Texte extrait
☆ ☆ ☆ ☆

Du point de vue malien, le fait que les Touaregs, qualifiés par la presse de « rebelles », côtoient les autres groupes et ethnies maliens au sein d’un tel festival revêt une valeur hautement symbolique qui contribue à l’apaisement du pays (p. 128-129). Marta Amico souligne aussi les transformations opérées pour donner à ce Festival au Désert une dimension internationale, à travers l’introduction de « scènes, lumières, câbles, microphones, tables de mixage, toilettes, matelas, restaurants, douches » (p. 117).
Les précisions fournies par Marta Amico sur les différents groupes invités au festival permettent de mieux saisir certains enjeux. Parmi la « quarantaine de groupes pour chaque édition » du festival, la moitié sont certes Touaregs et locaux. Mais ces groupes sont en fait, par leur participation même, amenés vers « le marché international » (p. 127). L’autre moitié est composée à parts égales d’autres musiques africaines et de groupes non africains (surtout Europe et États-Unis), motivés par la perspective de jouer dans le désert avec des Africains et défendre la « sauvegarde d’une culture nomade menacée » (p. 128). On est donc bien en présence, derrière les discours et les motivations altruistes – quelle que soit l’origine des groupes — de processus de transformation plus ou moins avancés des musiques africaines en une musique marchande mondialisée. Les touristes, persuadés d’être devant une tradition « authentique » malgré les lourds dispositifs technologiques mis en place (p. 121), participent également de ce processus.

☆ ☆ ☆ ☆

Données affichées
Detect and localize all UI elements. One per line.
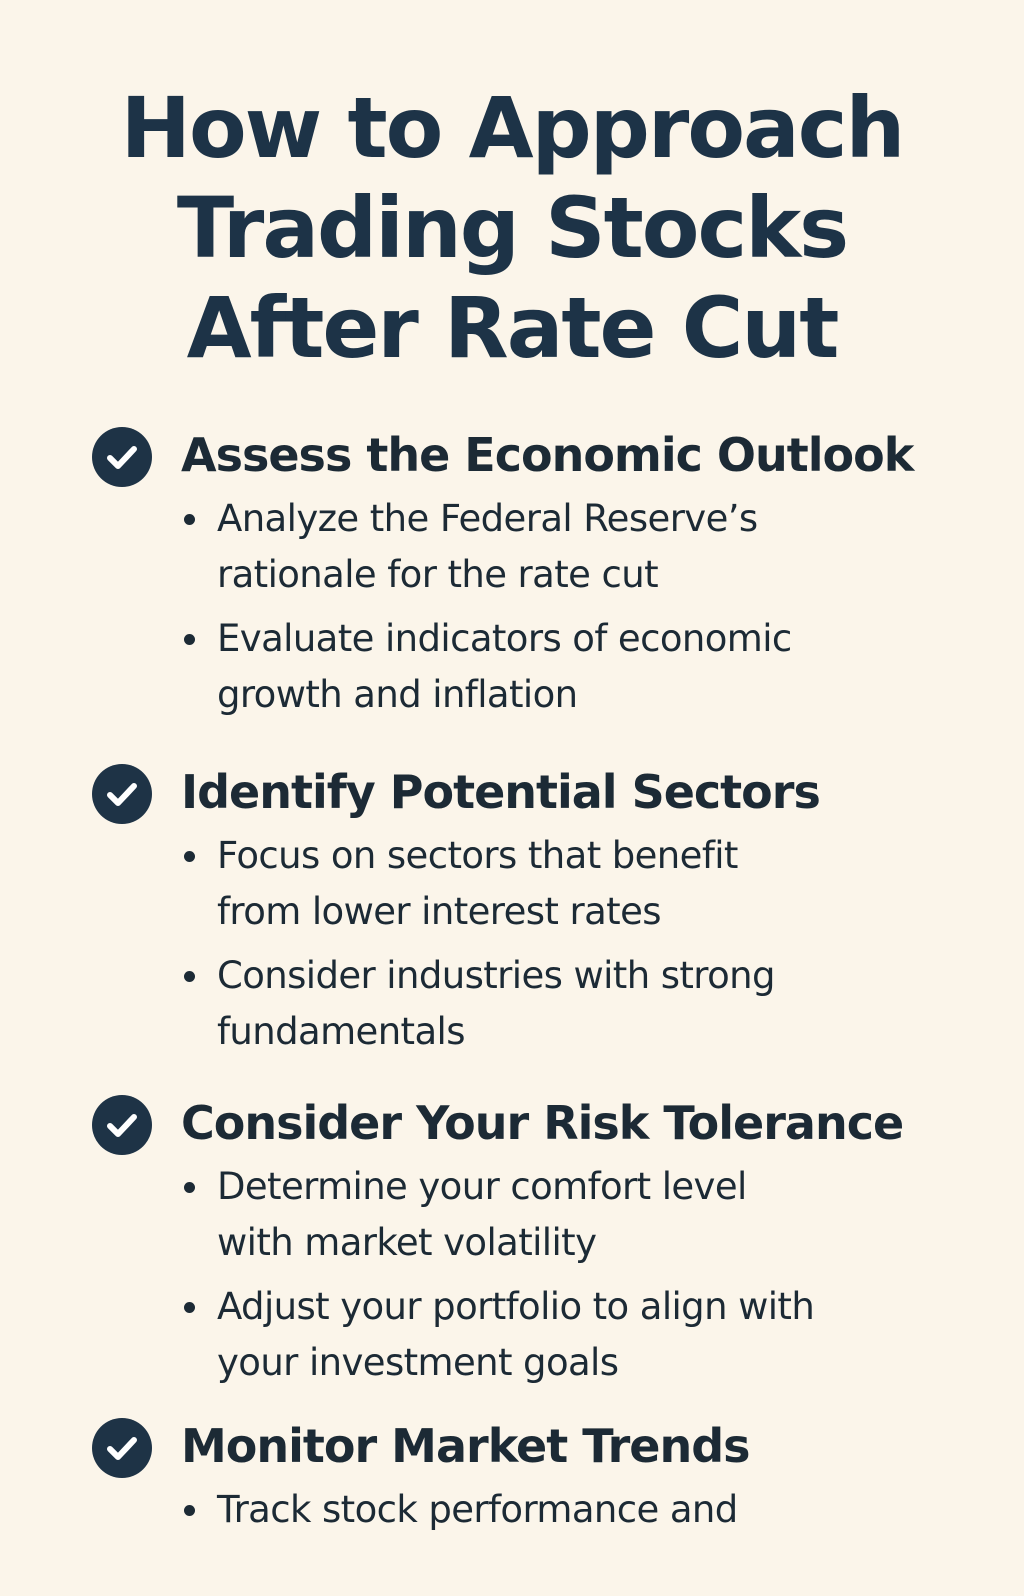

☆ ☆ ☆ ☆

Consigne écrite A
Répondez à ces questions d'après le texte sur le Festival au Désert :
(i) Combien de groupes chaque édition du festival accueille-t-elle environ ?
(ii) De quelles régions proviennent surtout les groupes non africains ?
(iii) Quels éléments ont été introduits pour donner au festival une dimension internationale ?
Consigne écrite B
Rédigez la suite du texte sur le Festival au Désert, en reprenant après sa dernière phrase.
La liste ci-dessus constitue un matériau distinct du texte.

Bonne réponse A
(i) Une quarantaine de groupes.
(ii) Surtout d'Europe et des États-Unis.
(iii) Des scènes, lumières, câbles, microphones, tables de mixage, toilettes, matelas, restaurants et douches.

Bonne réponse B
C’est finalement l’idée de la fabrication d’une nouvelle identité culturelle nomade décontextualisée qui se dessine et que défend l’auteure, identité « perçue comme naturelle et authentique » et qui incorpore les « clichés des touristes » (p. 122). Cette identité est validée et légitimée par la prise en charge des « participants locaux » (ibid.). C’est donc un nouveau modèle qu’expose Marta Amico. Un modèle qui s’incarne dans le festival à travers la présence et l’échange dans la World Music des trois catégories musicales, touarègue, malienne, internationale, et qui est censé permettre à la culture touarègue de s’adapter à un Sahara contemporain (p. 122-123) ainsi qu’aux valeurs politiques favorables à la mondialisation auxquelles aspirerait le pays (p. 133). On peut s’interroger sur la pertinence et le sens d’une validation de ce modèle par des acteurs locaux face à une domination occidentale musicale si écrasante et intrusive. La marge dont disposent les acteurs locaux paraît ténue. Des travaux sur le postcolonialisme rappellent que le fonctionnement hégémonique des dominants sur les dominés, hérité des périodes coloniales a persisté bien au-delà des indépendances à travers l’intériorisation chez les anciens colonisés des valeurs et idées des régimes coloniaux, amenant les premiers à accepter inconsciemment leur rang inférieur (John McLeod cité par Solomon 2012 : 219). Cela devrait inciter à une certaine prudence concernant l’assentiment des Touaregs donné à ce processus vers une nouvelle identité culturelle.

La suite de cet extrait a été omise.